▶ _TASK DETAILS_
Exactly as given, repeat all of the entries.

▶ _RECORDS FOR THIS TASK_
((

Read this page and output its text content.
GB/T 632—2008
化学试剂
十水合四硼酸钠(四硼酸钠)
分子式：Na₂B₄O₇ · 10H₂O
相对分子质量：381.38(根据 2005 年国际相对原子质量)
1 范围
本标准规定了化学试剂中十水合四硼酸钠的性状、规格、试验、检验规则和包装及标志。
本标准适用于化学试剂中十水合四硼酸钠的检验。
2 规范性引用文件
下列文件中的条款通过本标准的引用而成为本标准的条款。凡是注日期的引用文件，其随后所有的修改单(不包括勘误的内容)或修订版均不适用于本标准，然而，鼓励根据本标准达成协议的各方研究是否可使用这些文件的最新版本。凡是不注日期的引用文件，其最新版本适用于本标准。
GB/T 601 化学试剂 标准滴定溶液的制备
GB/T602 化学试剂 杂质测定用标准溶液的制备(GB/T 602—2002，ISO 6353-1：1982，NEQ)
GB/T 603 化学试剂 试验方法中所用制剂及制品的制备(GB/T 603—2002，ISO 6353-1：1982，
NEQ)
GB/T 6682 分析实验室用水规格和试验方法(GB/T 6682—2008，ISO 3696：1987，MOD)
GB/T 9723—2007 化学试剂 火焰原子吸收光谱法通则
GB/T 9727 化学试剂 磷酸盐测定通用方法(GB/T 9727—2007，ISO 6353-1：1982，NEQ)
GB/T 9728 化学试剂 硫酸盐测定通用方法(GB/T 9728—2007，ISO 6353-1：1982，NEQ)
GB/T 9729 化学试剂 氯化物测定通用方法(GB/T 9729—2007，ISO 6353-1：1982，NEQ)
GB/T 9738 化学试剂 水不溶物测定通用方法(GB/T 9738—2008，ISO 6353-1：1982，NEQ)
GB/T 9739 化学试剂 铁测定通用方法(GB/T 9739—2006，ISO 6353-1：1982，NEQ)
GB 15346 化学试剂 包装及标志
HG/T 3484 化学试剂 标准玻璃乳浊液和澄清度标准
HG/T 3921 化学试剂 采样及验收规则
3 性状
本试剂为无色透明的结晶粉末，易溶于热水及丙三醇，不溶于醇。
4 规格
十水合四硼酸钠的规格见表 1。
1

))

▶ _ANSWER TO THIS TASK_
Read this page and output its text content.
GB/T 632—2008
化学试剂
十水合四硼酸钠(四硼酸钠)
分子式：Na₂B₄O₇ · 10H₂O
相对分子质量：381.38(根据 2005 年国际相对原子质量)
1 范围
本标准规定了化学试剂中十水合四硼酸钠的性状、规格、试验、检验规则和包装及标志。
本标准适用于化学试剂中十水合四硼酸钠的检验。
2 规范性引用文件
下列文件中的条款通过本标准的引用而成为本标准的条款。凡是注日期的引用文件，其随后所有的修改单(不包括勘误的内容)或修订版均不适用于本标准，然而，鼓励根据本标准达成协议的各方研究是否可使用这些文件的最新版本。凡是不注日期的引用文件，其最新版本适用于本标准。
GB/T 601 化学试剂 标准滴定溶液的制备
GB/T602 化学试剂 杂质测定用标准溶液的制备(GB/T 602—2002，ISO 6353-1：1982，NEQ)
GB/T 603 化学试剂 试验方法中所用制剂及制品的制备(GB/T 603—2002，ISO 6353-1：1982，
NEQ)
GB/T 6682 分析实验室用水规格和试验方法(GB/T 6682—2008，ISO 3696：1987，MOD)
GB/T 9723—2007 化学试剂 火焰原子吸收光谱法通则
GB/T 9727 化学试剂 磷酸盐测定通用方法(GB/T 9727—2007，ISO 6353-1：1982，NEQ)
GB/T 9728 化学试剂 硫酸盐测定通用方法(GB/T 9728—2007，ISO 6353-1：1982，NEQ)
GB/T 9729 化学试剂 氯化物测定通用方法(GB/T 9729—2007，ISO 6353-1：1982，NEQ)
GB/T 9738 化学试剂 水不溶物测定通用方法(GB/T 9738—2008，ISO 6353-1：1982，NEQ)
GB/T 9739 化学试剂 铁测定通用方法(GB/T 9739—2006，ISO 6353-1：1982，NEQ)
GB 15346 化学试剂 包装及标志
HG/T 3484 化学试剂 标准玻璃乳浊液和澄清度标准
HG/T 3921 化学试剂 采样及验收规则
3 性状
本试剂为无色透明的结晶粉末，易溶于热水及丙三醇，不溶于醇。
4 规格
十水合四硼酸钠的规格见表 1。
1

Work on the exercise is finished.